▶ _Exercise task_
Report how many lines hold the string "JSON". Give the number and nothing else.

▶ _Data shown_
※ ※ ※

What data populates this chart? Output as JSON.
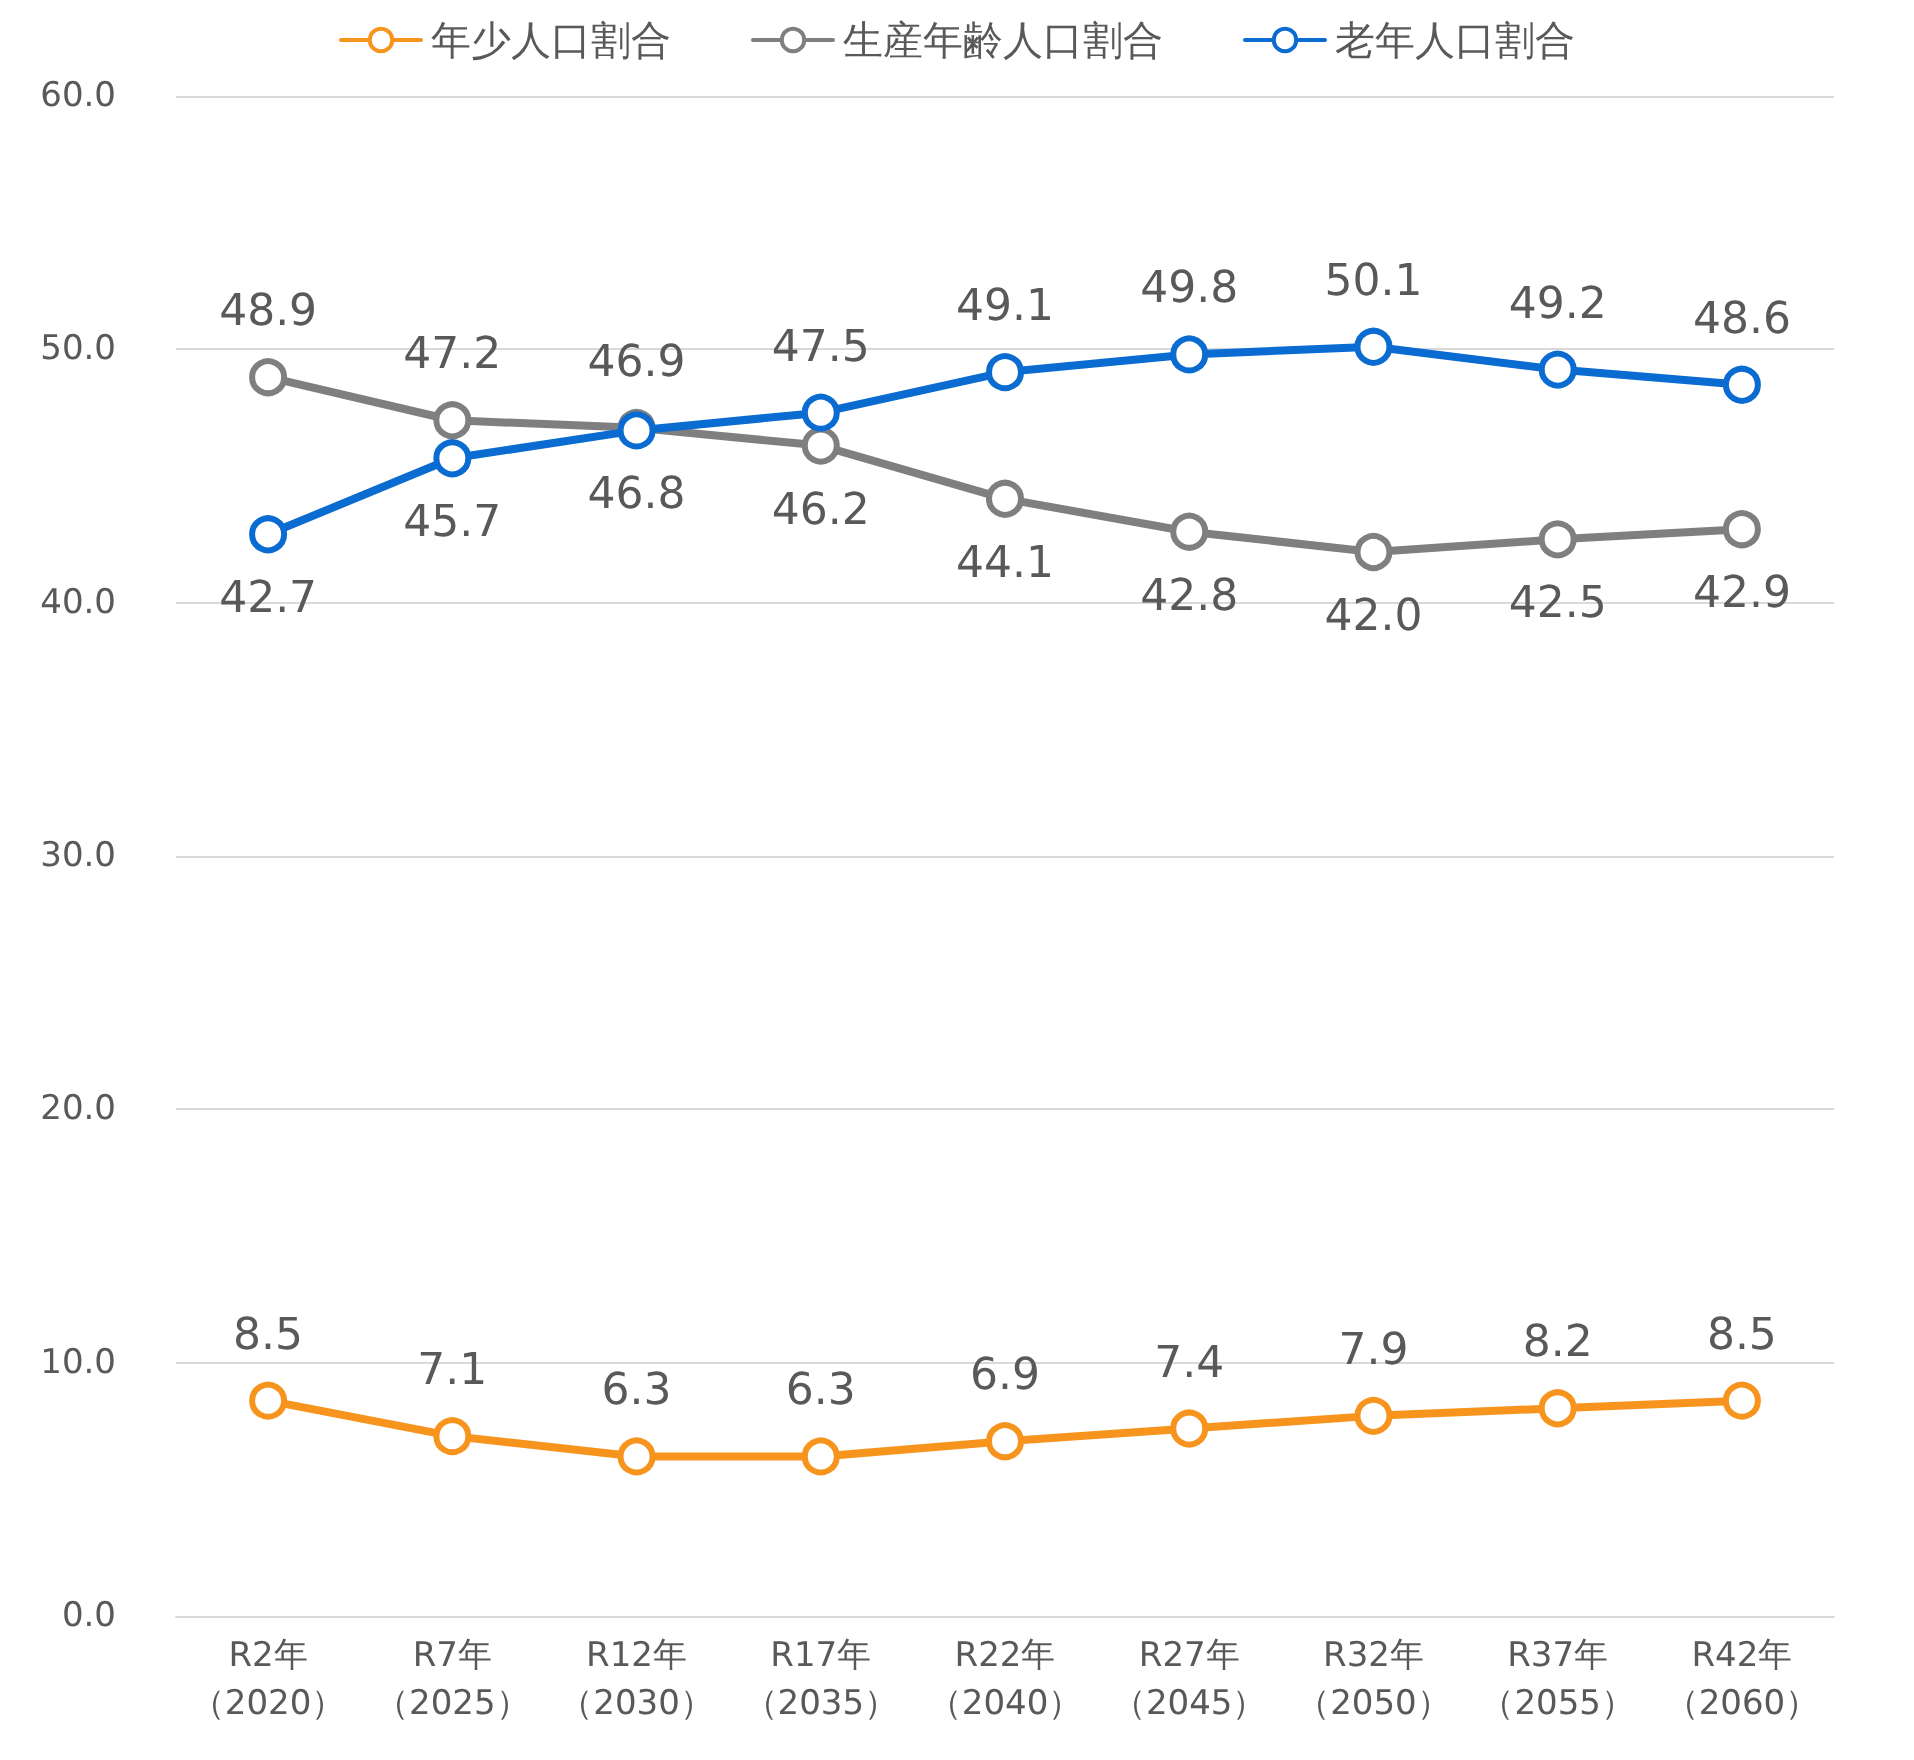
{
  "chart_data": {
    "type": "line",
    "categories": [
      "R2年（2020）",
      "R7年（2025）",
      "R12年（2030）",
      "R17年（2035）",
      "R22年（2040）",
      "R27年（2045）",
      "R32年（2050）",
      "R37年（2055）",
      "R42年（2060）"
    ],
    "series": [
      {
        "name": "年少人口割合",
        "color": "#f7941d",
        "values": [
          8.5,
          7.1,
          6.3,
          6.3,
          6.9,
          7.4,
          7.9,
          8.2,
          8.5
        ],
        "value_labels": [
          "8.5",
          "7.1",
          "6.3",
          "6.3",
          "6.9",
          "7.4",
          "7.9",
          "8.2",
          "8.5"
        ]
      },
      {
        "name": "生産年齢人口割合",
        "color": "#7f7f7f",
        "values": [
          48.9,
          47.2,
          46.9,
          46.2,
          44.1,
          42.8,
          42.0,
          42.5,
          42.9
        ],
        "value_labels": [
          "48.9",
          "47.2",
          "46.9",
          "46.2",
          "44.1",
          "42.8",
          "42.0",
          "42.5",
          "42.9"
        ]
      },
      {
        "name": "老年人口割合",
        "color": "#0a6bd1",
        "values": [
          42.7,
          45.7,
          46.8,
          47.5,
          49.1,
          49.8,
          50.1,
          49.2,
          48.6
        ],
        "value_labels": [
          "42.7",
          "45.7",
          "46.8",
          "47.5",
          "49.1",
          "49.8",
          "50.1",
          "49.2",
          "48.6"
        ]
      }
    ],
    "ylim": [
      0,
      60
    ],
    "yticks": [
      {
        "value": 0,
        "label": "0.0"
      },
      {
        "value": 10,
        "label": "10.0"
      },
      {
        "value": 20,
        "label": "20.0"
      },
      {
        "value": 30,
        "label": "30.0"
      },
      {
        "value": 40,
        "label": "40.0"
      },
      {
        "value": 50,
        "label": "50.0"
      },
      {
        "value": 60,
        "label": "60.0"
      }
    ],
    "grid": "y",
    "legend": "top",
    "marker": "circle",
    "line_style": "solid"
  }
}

※ ※ ※

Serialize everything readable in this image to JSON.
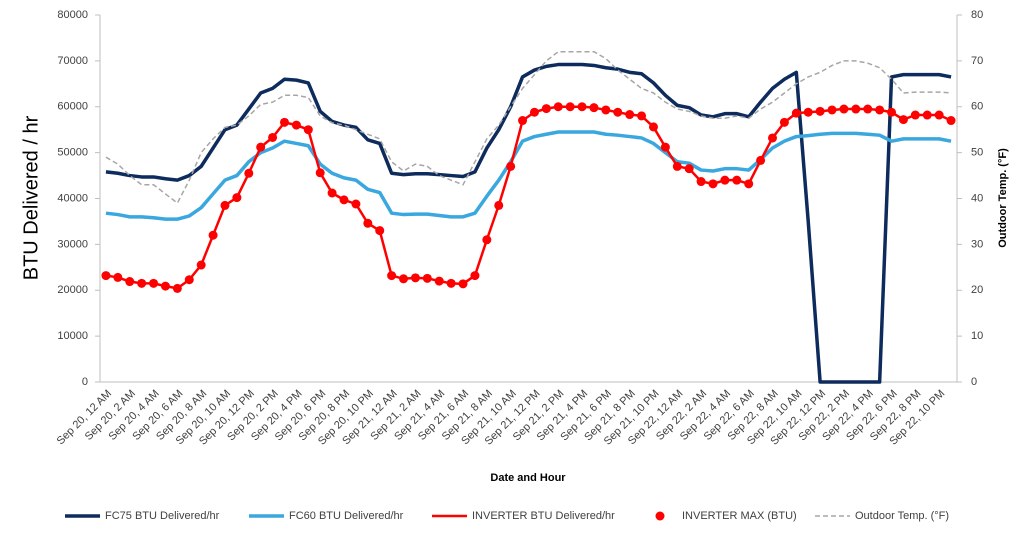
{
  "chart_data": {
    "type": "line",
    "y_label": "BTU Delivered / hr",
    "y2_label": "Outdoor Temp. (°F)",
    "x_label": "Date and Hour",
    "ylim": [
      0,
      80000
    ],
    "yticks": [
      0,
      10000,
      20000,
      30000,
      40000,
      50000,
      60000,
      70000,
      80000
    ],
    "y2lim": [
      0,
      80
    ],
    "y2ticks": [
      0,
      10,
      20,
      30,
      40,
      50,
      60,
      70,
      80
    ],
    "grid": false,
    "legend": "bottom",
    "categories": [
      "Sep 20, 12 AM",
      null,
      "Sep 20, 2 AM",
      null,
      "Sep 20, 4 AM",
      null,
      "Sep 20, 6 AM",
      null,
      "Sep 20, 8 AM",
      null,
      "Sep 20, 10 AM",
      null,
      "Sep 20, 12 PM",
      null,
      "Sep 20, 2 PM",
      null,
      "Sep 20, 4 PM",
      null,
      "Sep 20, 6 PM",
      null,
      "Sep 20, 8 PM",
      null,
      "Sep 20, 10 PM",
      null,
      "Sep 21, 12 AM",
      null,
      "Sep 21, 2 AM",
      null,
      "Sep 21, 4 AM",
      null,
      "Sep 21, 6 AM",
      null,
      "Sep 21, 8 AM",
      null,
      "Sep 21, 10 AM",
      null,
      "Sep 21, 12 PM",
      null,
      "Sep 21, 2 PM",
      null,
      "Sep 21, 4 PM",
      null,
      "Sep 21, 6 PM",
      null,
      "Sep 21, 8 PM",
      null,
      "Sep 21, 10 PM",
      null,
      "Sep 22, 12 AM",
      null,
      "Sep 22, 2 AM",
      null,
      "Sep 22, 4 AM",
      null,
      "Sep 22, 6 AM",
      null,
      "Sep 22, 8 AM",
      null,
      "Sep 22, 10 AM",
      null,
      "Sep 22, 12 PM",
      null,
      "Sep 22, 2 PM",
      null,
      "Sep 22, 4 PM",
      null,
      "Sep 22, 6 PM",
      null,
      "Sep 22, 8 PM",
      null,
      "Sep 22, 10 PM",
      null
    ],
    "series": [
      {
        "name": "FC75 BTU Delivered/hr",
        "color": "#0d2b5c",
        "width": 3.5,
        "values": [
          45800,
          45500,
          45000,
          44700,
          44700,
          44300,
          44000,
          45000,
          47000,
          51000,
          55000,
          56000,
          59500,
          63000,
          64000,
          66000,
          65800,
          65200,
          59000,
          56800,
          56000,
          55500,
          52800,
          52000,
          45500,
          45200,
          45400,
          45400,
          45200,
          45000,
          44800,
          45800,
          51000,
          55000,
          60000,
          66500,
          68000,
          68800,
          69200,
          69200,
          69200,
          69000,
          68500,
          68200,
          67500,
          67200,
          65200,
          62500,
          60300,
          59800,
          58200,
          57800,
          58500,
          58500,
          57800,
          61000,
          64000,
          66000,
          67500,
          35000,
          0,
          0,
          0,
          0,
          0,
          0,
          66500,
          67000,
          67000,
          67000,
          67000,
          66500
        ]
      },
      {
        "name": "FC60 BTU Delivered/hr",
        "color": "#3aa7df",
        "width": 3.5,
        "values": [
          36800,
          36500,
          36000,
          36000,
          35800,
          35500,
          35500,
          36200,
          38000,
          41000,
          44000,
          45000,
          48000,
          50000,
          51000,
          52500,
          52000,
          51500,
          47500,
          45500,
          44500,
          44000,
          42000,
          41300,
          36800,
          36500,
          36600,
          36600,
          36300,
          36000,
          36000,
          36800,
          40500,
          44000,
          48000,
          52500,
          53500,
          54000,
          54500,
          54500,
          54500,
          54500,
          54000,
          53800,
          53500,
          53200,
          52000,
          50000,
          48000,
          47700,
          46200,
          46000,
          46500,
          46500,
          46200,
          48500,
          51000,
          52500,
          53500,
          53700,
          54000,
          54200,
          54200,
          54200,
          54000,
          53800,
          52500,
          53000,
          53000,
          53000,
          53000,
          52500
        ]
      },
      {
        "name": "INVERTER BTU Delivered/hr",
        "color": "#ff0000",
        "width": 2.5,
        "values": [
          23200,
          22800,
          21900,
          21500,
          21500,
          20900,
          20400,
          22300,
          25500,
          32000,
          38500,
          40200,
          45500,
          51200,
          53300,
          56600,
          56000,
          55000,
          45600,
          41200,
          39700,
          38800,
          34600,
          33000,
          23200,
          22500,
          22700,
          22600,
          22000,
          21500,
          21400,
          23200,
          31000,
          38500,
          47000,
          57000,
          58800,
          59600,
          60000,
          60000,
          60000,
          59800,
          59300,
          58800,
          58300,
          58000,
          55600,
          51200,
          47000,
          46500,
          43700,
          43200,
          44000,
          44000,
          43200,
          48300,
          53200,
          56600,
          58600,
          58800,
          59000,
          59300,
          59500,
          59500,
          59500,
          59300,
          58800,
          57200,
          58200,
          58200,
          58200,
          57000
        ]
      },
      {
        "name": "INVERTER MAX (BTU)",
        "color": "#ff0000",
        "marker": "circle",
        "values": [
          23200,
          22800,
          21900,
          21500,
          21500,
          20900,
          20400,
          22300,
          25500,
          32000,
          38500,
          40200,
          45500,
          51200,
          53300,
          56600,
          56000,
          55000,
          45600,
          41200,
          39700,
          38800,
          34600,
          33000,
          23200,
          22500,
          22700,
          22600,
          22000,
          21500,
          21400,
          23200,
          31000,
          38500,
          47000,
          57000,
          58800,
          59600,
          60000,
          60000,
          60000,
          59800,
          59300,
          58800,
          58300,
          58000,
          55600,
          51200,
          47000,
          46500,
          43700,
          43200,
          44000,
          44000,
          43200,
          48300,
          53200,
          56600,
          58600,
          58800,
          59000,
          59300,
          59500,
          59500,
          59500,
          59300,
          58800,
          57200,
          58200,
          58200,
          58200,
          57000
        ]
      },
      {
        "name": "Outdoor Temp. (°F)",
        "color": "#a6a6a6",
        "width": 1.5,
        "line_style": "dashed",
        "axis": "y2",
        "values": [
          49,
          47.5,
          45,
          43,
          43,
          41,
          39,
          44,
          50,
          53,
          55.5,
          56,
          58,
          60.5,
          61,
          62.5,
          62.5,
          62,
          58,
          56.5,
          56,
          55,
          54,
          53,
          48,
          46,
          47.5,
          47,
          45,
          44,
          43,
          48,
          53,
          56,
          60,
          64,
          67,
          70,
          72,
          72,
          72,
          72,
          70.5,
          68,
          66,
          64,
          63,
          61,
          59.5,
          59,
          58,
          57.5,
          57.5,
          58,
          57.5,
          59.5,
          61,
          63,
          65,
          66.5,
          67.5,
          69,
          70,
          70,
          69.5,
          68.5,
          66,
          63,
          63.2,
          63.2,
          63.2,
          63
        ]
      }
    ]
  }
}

※ ※ ※

▶ _Completed task_
2